▶ _STATED EXERCISE_:
For this exercise, copy out each line of the material below that includes "text".

▶ _GIVEN RECORDS_:
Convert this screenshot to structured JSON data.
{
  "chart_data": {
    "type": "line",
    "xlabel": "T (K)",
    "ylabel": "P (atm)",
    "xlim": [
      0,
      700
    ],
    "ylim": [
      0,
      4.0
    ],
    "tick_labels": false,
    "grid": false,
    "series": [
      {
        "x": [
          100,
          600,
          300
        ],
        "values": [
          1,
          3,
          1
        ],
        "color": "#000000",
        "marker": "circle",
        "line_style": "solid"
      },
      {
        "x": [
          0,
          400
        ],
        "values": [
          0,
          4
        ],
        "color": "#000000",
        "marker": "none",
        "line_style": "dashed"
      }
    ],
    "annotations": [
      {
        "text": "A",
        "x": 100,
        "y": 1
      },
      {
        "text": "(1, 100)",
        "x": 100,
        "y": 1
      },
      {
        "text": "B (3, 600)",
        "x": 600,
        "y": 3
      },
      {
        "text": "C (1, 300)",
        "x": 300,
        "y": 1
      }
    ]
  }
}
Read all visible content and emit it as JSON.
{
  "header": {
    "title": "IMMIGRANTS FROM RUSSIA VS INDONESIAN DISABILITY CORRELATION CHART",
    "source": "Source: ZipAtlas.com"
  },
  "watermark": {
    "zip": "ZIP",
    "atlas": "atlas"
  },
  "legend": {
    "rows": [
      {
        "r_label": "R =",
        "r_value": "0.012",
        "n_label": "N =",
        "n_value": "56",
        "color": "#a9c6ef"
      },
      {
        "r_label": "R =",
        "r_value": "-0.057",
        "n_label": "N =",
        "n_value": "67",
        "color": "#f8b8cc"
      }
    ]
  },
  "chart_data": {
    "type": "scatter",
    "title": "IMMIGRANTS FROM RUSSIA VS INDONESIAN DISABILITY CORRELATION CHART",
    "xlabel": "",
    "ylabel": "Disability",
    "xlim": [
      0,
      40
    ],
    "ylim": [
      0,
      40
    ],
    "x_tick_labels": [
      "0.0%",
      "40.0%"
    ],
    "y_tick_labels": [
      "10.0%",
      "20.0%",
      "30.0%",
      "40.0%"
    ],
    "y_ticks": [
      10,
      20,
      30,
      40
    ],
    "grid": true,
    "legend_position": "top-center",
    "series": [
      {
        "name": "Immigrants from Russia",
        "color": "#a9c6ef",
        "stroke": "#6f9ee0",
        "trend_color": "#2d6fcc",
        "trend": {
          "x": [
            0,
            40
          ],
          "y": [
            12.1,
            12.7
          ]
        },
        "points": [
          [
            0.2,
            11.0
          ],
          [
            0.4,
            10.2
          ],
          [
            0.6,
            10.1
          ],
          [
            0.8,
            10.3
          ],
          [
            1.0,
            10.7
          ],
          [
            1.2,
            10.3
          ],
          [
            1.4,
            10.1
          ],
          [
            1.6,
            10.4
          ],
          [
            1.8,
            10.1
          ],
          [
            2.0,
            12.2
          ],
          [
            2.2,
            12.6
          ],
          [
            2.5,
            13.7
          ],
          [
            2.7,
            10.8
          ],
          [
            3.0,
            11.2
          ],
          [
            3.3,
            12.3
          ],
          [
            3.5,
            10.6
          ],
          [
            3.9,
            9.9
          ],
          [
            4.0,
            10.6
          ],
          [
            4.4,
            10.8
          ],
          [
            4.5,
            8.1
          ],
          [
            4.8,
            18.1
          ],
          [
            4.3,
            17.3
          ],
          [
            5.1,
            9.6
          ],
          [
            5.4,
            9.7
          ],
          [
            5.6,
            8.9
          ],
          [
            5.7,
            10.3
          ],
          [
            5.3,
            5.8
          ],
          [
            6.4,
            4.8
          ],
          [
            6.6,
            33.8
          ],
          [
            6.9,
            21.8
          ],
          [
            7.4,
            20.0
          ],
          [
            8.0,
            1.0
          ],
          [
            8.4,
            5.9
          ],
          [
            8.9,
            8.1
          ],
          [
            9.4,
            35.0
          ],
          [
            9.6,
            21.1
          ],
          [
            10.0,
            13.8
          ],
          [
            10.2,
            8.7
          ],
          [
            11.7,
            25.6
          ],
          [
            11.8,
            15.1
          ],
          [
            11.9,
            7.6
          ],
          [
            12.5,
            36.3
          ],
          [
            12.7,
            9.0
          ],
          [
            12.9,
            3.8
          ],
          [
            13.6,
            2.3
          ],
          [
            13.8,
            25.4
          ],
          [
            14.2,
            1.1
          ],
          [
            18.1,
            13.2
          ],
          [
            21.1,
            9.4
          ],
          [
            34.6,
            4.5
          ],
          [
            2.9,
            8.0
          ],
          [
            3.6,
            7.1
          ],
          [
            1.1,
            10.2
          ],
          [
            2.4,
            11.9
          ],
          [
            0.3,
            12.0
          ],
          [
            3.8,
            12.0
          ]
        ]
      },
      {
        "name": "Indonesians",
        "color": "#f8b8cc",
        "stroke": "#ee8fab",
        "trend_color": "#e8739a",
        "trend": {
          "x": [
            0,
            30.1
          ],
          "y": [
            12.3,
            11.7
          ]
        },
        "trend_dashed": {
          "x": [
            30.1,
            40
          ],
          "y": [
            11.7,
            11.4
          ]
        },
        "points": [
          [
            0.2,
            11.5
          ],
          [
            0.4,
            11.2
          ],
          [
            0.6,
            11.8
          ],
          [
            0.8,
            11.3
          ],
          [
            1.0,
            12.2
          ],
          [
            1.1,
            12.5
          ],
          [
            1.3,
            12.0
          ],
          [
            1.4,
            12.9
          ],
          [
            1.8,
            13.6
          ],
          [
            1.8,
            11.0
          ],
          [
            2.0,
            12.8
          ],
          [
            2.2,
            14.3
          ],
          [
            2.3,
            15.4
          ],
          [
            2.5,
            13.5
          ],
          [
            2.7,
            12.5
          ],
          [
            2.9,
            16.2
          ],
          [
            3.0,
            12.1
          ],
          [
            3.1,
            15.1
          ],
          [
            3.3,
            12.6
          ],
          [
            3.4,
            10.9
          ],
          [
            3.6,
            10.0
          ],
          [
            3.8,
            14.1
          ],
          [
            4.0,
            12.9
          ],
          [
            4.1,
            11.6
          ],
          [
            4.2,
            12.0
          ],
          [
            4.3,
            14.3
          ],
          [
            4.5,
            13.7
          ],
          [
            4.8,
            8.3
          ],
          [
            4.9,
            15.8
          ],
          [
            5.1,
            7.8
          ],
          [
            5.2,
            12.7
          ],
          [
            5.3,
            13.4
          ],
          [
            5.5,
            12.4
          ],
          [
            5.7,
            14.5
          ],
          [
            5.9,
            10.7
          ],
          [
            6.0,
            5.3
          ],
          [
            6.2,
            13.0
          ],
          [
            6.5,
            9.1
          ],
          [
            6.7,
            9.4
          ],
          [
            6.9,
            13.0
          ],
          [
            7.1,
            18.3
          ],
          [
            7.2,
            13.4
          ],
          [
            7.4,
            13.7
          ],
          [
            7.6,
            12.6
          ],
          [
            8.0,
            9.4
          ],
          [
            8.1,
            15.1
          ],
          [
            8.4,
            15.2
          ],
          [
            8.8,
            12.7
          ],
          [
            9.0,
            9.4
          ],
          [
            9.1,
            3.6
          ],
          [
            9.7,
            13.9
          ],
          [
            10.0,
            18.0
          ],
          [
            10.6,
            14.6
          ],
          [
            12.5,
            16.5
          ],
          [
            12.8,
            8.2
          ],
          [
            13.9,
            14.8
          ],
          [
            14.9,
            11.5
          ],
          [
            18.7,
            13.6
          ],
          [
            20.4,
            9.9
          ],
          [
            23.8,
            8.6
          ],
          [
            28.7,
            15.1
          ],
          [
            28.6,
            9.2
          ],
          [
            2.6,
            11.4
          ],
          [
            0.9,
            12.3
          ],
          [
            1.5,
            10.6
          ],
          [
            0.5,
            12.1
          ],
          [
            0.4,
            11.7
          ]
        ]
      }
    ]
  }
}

▶ _FINISHED EXERCISE_:
        "text": "A",
        "text": "(1, 100)",
        "text": "B (3, 600)",
        "text": "C (1, 300)",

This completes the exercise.